> [Short task]:
Pull out all lines from the listing below in which the word "structured" appears.
----- Exercise material
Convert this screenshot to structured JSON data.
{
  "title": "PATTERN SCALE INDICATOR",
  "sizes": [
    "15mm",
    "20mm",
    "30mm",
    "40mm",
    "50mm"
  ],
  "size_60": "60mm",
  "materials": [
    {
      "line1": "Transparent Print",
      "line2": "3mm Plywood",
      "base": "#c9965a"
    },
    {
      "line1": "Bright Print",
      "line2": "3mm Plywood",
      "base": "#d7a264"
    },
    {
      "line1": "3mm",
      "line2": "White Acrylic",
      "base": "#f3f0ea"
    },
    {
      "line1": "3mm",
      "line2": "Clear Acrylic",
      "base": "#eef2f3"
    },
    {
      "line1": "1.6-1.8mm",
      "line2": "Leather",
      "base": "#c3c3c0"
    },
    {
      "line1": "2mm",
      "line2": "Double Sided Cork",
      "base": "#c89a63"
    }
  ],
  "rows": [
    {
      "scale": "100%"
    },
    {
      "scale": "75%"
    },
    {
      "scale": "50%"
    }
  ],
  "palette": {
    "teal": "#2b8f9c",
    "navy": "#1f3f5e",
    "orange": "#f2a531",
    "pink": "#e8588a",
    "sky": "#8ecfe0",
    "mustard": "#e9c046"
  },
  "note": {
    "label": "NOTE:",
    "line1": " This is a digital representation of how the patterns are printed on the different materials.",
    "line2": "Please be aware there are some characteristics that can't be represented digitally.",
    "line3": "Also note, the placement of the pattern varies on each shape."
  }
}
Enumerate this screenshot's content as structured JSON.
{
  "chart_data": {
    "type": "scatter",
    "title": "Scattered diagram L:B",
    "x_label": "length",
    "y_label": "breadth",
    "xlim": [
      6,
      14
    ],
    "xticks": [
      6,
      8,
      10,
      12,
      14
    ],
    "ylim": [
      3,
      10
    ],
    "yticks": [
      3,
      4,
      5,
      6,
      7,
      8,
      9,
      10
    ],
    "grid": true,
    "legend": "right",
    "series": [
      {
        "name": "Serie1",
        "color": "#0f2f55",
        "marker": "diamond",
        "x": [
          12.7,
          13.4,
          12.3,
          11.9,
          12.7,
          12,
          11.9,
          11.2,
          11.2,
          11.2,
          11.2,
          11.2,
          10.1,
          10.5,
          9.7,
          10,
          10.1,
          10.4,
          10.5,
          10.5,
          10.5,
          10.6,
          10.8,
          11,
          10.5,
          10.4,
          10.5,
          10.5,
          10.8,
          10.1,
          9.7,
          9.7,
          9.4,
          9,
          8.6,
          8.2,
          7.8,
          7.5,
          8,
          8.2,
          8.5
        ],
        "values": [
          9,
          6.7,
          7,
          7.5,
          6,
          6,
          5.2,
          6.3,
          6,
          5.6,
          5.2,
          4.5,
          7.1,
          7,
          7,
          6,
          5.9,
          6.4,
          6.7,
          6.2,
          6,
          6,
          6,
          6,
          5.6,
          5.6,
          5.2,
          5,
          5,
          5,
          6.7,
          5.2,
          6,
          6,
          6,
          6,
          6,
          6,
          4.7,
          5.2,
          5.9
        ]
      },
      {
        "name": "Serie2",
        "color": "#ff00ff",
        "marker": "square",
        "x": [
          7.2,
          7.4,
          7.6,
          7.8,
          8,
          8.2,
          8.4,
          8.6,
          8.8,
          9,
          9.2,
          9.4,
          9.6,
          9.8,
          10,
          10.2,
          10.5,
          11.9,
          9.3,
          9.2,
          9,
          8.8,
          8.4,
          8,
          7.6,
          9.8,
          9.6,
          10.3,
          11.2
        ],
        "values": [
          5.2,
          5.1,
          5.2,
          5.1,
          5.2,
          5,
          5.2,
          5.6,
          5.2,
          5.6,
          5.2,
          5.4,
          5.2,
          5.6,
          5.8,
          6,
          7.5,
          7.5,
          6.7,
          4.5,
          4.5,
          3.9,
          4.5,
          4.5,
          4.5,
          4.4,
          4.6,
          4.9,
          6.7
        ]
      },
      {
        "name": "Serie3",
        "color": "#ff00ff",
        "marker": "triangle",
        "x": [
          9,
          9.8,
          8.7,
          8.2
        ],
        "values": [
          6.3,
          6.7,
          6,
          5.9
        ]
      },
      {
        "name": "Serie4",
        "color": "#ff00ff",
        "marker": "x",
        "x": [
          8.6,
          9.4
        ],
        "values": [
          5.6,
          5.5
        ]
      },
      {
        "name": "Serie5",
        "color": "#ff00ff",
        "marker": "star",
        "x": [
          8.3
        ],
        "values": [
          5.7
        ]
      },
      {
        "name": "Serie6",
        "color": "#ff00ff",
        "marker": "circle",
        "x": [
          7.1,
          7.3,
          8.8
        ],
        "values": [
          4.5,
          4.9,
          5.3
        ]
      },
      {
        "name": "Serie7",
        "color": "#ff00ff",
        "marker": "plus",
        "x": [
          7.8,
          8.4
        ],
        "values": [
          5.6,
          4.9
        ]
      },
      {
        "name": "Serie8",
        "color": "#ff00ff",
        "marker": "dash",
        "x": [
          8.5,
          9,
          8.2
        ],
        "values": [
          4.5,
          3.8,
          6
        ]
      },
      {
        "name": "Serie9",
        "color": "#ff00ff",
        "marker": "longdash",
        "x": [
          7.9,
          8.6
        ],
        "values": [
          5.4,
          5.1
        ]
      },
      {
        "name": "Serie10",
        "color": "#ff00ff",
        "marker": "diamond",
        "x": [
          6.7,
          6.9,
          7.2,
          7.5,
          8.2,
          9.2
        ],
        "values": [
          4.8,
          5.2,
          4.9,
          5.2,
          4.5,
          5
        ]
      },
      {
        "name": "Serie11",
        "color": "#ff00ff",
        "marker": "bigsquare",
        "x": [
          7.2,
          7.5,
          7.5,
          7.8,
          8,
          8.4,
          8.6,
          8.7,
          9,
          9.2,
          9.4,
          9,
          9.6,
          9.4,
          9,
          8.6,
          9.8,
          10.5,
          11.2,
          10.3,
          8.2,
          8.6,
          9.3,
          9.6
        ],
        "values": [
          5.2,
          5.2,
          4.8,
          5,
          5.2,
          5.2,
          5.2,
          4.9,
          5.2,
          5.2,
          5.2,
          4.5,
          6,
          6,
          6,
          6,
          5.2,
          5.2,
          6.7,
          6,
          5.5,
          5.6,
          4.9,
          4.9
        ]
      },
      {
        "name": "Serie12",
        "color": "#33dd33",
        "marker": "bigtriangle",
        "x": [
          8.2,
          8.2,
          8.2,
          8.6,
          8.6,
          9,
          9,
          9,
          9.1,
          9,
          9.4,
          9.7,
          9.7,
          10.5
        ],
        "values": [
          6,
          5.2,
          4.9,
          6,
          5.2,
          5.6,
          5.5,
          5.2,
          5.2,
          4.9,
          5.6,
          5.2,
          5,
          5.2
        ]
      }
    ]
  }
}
----------
> [Written response]:
Convert this screenshot to structured JSON data.
Enumerate this screenshot's content as structured JSON.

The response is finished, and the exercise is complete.